Right up there with the one where he reveals his GF has cancer.
“It’s important to learn the moves that take you into the vortex, but it’s best not to study vortex itself too closely. Even grandmasters who have built up a tolerance lose the ability to play for a few hours after studying it.”
“Juno mission data suggests that Jupiter actually contains Matryoshka doll-style nested copies of every other planet in the Solar System.”
A few of those are pretty much sci-fi plot elements. Not the avocado one, though.
It could be a very, very, very large Superball; those are darn strong and hard. OTOH, if it’s a plutonium pit, then it’s a very, very small one.
Yet.
Eh, superballs have nothing on whatever it is that Kongs are made of.
Flat Jupiter theory could also be described as Jupiter toast. Combined with avocado Jupiter, the combination may appeal to Millennial audiences.
Yep!
Things become trickier if there’s an intermediate target between the force and the object. At some point conservation of momentum gets called in question.
One interpretation of that visual is that the Unstoppable Force just misses the Immovable Object. It clearly passes behind it!

**INSTRUCTIONS TO FOLLOW**
Write out the comments above word for word, from "Right up there" to "are made of.".

**PROVIDED MATERIAL**
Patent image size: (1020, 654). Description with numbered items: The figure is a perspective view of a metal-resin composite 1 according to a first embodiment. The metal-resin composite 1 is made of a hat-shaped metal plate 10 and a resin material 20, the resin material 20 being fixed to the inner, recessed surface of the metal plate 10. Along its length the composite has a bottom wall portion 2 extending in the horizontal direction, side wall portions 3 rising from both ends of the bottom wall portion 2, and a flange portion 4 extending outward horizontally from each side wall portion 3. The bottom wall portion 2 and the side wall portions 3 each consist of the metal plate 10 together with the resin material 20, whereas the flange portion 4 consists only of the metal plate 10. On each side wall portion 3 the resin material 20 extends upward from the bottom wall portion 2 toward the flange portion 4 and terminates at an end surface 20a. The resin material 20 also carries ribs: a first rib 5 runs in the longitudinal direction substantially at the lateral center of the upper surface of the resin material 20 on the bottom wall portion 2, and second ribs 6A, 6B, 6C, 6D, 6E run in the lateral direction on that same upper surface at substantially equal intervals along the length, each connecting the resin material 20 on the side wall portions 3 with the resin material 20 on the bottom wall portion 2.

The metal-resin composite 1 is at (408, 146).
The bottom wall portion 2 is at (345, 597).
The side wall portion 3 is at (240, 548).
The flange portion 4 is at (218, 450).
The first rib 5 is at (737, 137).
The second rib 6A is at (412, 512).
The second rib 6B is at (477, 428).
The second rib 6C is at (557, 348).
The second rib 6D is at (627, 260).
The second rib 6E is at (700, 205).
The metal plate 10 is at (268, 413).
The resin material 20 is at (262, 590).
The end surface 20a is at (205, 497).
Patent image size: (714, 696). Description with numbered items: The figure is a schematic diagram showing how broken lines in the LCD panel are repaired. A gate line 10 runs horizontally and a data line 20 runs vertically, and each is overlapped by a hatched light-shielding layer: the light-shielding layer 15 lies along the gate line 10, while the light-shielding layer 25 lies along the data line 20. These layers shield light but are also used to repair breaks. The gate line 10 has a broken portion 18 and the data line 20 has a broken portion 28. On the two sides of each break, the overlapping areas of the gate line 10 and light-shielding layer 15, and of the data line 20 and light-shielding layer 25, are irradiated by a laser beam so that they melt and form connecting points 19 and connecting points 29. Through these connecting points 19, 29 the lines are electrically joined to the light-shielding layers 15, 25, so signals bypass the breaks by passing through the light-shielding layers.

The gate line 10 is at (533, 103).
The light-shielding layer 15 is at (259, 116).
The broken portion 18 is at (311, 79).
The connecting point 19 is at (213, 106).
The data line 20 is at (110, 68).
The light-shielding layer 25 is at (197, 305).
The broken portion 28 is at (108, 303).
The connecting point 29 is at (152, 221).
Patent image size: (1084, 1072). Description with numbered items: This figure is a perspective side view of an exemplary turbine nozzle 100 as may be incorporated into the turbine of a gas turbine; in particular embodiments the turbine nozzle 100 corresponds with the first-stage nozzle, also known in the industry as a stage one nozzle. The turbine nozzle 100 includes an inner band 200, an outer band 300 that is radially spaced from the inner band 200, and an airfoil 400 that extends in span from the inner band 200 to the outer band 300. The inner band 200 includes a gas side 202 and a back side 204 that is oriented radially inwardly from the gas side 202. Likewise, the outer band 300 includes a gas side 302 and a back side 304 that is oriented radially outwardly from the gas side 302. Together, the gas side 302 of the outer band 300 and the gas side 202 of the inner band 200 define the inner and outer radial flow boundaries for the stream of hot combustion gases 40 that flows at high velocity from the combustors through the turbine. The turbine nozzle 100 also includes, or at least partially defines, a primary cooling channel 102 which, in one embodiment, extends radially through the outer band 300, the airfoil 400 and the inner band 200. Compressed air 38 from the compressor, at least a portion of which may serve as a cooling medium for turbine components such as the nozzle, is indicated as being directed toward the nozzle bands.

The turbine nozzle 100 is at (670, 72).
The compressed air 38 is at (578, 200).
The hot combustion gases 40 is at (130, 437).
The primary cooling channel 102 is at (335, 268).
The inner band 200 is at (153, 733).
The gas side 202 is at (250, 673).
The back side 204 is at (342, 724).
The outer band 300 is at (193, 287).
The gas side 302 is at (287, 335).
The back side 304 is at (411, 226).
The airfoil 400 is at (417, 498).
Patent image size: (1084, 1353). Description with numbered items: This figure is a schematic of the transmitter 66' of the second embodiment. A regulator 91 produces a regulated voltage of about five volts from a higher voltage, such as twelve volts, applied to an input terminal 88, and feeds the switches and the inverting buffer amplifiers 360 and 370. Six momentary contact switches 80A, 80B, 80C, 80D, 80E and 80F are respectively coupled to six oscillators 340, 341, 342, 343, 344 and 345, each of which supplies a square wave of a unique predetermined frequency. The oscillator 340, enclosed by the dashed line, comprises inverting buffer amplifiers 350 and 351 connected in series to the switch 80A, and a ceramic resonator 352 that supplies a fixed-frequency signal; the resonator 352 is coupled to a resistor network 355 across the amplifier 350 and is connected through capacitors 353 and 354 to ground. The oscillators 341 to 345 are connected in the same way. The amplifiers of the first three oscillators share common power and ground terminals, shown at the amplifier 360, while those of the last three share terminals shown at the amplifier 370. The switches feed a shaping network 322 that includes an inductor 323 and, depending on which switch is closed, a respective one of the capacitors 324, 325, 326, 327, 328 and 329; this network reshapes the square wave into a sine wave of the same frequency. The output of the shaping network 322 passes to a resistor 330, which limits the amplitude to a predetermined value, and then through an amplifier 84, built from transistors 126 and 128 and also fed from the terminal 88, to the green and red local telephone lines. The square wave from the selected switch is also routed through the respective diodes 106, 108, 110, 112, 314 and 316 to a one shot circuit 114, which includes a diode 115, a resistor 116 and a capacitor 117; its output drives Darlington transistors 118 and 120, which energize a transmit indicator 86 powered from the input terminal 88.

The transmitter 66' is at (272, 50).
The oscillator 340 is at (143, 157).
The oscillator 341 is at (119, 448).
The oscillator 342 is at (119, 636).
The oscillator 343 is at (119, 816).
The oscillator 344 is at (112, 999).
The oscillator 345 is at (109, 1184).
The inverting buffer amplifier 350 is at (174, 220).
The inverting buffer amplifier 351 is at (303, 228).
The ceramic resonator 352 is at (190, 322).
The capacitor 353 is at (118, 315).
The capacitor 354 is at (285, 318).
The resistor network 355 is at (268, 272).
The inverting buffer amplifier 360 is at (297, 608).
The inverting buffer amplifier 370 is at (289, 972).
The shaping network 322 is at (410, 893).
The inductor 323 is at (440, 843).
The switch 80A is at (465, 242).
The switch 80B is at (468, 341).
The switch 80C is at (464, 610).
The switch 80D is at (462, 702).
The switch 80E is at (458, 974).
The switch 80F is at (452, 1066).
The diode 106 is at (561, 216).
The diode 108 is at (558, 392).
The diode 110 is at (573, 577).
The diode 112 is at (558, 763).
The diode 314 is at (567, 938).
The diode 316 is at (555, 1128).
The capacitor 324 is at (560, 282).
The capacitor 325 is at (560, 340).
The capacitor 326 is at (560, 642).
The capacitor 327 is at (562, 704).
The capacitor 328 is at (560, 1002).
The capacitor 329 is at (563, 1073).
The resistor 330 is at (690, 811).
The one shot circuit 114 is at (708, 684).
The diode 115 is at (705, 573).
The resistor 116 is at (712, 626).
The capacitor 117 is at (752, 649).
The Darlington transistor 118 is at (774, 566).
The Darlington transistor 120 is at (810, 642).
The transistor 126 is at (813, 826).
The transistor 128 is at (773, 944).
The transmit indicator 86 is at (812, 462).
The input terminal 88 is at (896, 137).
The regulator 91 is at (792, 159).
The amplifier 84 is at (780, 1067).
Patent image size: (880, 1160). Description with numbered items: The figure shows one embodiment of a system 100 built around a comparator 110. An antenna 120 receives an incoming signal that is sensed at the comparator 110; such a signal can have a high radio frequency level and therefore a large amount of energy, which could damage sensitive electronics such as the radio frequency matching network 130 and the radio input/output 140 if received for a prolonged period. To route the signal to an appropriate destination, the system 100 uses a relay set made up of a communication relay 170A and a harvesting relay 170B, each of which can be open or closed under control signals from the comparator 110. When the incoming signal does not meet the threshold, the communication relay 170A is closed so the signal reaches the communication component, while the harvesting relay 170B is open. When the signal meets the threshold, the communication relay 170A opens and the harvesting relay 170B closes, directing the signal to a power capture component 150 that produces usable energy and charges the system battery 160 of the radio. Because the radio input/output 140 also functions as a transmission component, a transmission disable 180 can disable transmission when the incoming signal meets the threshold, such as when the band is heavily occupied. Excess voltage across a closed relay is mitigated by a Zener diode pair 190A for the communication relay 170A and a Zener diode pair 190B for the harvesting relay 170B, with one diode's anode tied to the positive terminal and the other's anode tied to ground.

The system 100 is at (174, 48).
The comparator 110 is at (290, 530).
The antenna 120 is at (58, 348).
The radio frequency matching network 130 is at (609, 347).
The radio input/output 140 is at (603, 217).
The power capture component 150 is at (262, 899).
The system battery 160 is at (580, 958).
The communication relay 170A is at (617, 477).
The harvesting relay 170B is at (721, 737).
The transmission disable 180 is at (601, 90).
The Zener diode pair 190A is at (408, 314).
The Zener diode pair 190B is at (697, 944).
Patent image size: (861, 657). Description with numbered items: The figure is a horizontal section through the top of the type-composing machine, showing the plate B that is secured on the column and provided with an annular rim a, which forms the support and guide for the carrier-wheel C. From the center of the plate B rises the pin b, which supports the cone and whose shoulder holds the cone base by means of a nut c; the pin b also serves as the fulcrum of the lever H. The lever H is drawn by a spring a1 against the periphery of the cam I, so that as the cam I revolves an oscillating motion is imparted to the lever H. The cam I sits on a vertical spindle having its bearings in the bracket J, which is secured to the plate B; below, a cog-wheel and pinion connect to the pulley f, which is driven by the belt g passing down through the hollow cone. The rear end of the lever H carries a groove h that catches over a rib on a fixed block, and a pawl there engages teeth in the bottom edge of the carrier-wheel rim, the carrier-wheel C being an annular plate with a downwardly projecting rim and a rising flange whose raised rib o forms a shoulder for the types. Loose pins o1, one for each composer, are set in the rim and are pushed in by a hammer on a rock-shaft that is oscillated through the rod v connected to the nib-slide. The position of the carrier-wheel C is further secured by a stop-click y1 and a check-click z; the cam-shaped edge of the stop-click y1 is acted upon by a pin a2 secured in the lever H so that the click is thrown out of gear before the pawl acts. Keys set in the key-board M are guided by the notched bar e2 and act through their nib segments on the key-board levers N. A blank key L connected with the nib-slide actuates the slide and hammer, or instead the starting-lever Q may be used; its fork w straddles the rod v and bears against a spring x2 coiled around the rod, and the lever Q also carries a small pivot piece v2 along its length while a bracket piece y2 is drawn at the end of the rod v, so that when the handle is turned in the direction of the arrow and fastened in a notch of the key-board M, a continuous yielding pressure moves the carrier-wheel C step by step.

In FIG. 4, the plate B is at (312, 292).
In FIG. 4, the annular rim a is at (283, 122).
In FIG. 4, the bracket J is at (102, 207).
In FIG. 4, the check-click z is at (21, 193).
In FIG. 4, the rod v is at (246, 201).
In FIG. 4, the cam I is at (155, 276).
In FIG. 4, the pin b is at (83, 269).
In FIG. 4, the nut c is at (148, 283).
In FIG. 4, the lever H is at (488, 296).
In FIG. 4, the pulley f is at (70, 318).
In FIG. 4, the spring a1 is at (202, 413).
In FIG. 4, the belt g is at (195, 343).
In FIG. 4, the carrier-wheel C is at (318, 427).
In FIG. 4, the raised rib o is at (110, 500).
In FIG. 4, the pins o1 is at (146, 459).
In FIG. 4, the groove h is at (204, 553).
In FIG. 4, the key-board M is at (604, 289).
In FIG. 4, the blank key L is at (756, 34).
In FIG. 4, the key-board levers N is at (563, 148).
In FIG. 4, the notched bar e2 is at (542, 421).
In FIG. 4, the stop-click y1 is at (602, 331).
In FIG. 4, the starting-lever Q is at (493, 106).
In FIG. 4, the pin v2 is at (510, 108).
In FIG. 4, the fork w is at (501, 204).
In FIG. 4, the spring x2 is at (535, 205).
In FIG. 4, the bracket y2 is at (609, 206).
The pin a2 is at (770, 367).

**SOLUTION TO THIS EXERCISE**
Right up there with the one where he reveals his GF has cancer.
“It’s important to learn the moves that take you into the vortex, but it’s best not to study vortex itself too closely. Even grandmasters who have built up a tolerance lose the ability to play for a few hours after studying it.”
“Juno mission data suggests that Jupiter actually contains Matryoshka doll-style nested copies of every other planet in the Solar System.”
A few of those are pretty much sci-fi plot elements. Not the avocado one, though.
It could be a very, very, very large Superball; those are darn strong and hard. OTOH, if it’s a plutonium pit, then it’s a very, very small one.
Yet.
Eh, superballs have nothing on whatever it is that Kongs are made of.